**WHAT NEEDS TO BE DONE**
Pictures appear in the records below; write out everything else exactly.

========================

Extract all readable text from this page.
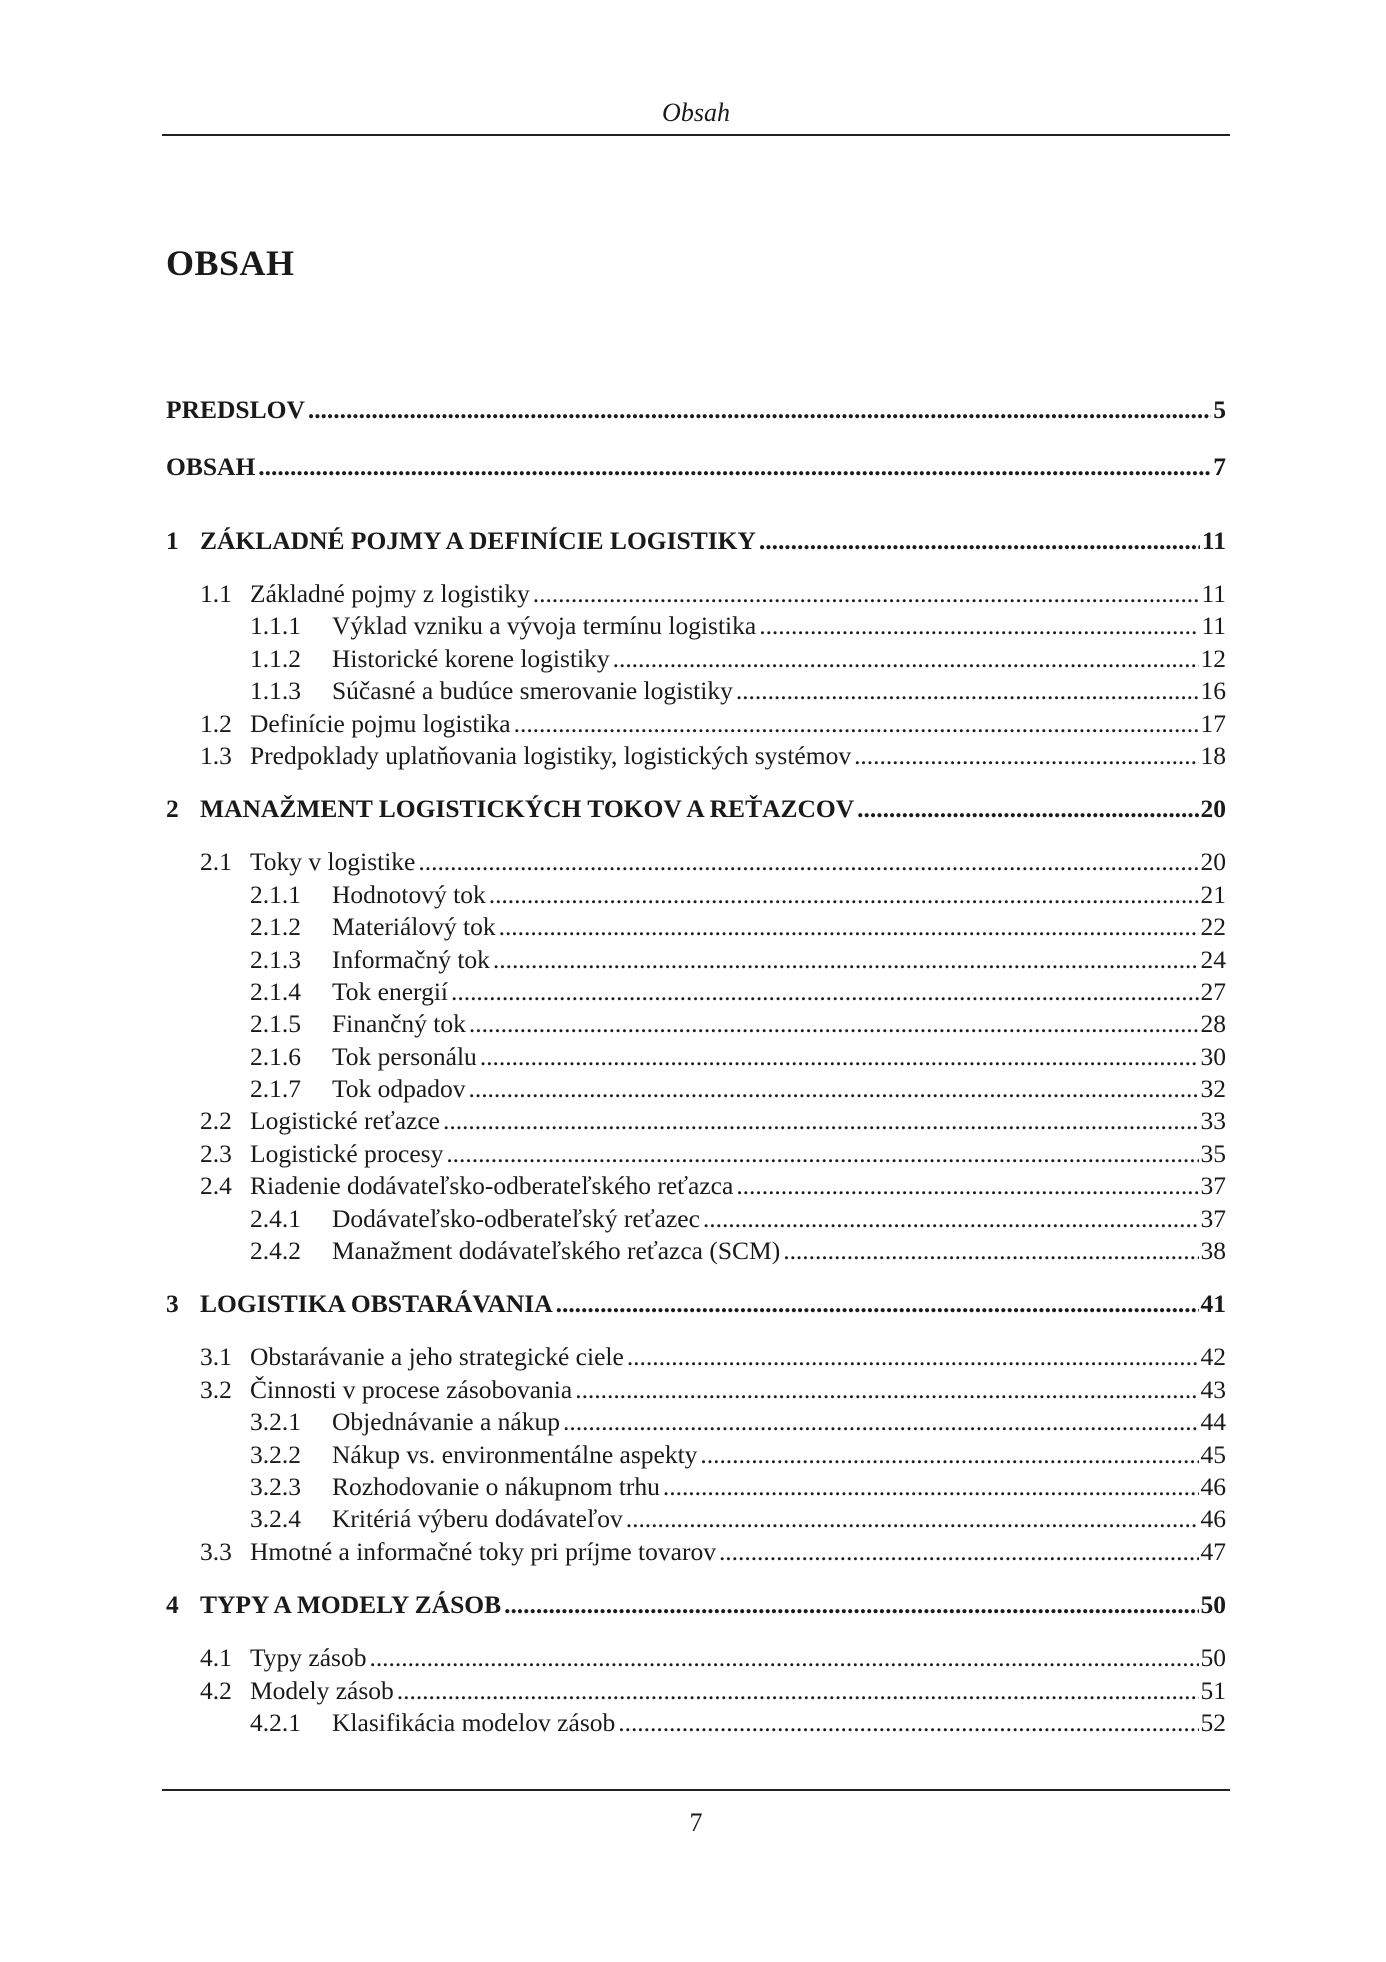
Obsah
OBSAH
PREDSLOV . . .	5
OBSAH . . .	7
1 ZÁKLADNÉ POJMY A DEFINÍCIE LOGISTIKY . . .	11
1.1 Základné pojmy z logistiky . . .	11
1.1.1	Výklad vzniku a vývoja termínu logistika . . .	11
1.1.2	Historické korene logistiky . . .	12
1.1.3	Súčasné a budúce smerovanie logistiky . . .	16
1.2 Definície pojmu logistika . . .	17
1.3 Predpoklady uplatňovania logistiky, logistických systémov . . .	18
2 MANAŽMENT LOGISTICKÝCH TOKOV A REŤAZCOV . . .	20
2.1 Toky v logistike . . .	20
2.1.1	Hodnotový tok . . .	21
2.1.2	Materiálový tok . . .	22
2.1.3	Informačný tok . . .	24
2.1.4	Tok energií . . .	27
2.1.5	Finančný tok . . .	28
2.1.6	Tok personálu . . .	30
2.1.7	Tok odpadov . . .	32
2.2 Logistické reťazce . . .	33
2.3 Logistické procesy . . .	35
2.4 Riadenie dodávateľsko-odberateľského reťazca . . .	37
2.4.1	Dodávateľsko-odberateľský reťazec . . .	37
2.4.2	Manažment dodávateľského reťazca (SCM) . . .	38
3 LOGISTIKA OBSTARÁVANIA . . .	41
3.1 Obstarávanie a jeho strategické ciele . . .	42
3.2 Činnosti v procese zásobovania . . .	43
3.2.1	Objednávanie a nákup . . .	44
3.2.2	Nákup vs. environmentálne aspekty . . .	45
3.2.3	Rozhodovanie o nákupnom trhu . . .	46
3.2.4	Kritériá výberu dodávateľov . . .	46
3.3 Hmotné a informačné toky pri príjme tovarov . . .	47
4 TYPY A MODELY ZÁSOB . . .	50
4.1 Typy zásob . . .	50
4.2 Modely zásob . . .	51
4.2.1	Klasifikácia modelov zásob . . .	52
7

========================

**EXPECTED ANSWER**
Extract all readable text from this page.
Obsah
OBSAH
PREDSLOV . . .	5
OBSAH . . .	7
1 ZÁKLADNÉ POJMY A DEFINÍCIE LOGISTIKY . . .	11
1.1 Základné pojmy z logistiky . . .	11
1.1.1	Výklad vzniku a vývoja termínu logistika . . .	11
1.1.2	Historické korene logistiky . . .	12
1.1.3	Súčasné a budúce smerovanie logistiky . . .	16
1.2 Definície pojmu logistika . . .	17
1.3 Predpoklady uplatňovania logistiky, logistických systémov . . .	18
2 MANAŽMENT LOGISTICKÝCH TOKOV A REŤAZCOV . . .	20
2.1 Toky v logistike . . .	20
2.1.1	Hodnotový tok . . .	21
2.1.2	Materiálový tok . . .	22
2.1.3	Informačný tok . . .	24
2.1.4	Tok energií . . .	27
2.1.5	Finančný tok . . .	28
2.1.6	Tok personálu . . .	30
2.1.7	Tok odpadov . . .	32
2.2 Logistické reťazce . . .	33
2.3 Logistické procesy . . .	35
2.4 Riadenie dodávateľsko-odberateľského reťazca . . .	37
2.4.1	Dodávateľsko-odberateľský reťazec . . .	37
2.4.2	Manažment dodávateľského reťazca (SCM) . . .	38
3 LOGISTIKA OBSTARÁVANIA . . .	41
3.1 Obstarávanie a jeho strategické ciele . . .	42
3.2 Činnosti v procese zásobovania . . .	43
3.2.1	Objednávanie a nákup . . .	44
3.2.2	Nákup vs. environmentálne aspekty . . .	45
3.2.3	Rozhodovanie o nákupnom trhu . . .	46
3.2.4	Kritériá výberu dodávateľov . . .	46
3.3 Hmotné a informačné toky pri príjme tovarov . . .	47
4 TYPY A MODELY ZÁSOB . . .	50
4.1 Typy zásob . . .	50
4.2 Modely zásob . . .	51
4.2.1	Klasifikácia modelov zásob . . .	52
7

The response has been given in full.